Written problem -> Locate the lines of the listing below that hold "Índices", then copy each of them.
────────────────
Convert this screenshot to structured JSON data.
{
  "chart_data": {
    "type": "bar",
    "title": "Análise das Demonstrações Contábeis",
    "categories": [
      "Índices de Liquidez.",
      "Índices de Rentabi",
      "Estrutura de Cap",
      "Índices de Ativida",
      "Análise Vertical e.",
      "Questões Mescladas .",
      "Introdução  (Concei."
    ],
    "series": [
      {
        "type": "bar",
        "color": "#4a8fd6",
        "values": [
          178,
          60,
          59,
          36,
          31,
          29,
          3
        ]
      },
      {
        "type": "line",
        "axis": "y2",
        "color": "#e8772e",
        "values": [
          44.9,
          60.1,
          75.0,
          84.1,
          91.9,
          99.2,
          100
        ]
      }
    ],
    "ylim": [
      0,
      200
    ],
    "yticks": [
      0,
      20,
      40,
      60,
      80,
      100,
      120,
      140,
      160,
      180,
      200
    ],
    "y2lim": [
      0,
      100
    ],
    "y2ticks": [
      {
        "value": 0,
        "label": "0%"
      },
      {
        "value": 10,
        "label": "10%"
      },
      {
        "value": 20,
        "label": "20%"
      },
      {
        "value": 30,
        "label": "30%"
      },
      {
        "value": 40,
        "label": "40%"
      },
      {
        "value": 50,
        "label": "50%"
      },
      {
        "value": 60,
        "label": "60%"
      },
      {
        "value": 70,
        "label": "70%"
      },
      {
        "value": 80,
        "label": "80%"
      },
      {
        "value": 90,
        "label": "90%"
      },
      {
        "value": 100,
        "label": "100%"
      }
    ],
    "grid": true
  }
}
────────────────
Exercise output ->
      "Índices de Liquidez.",
      "Índices de Rentabi",
      "Índices de Ativida",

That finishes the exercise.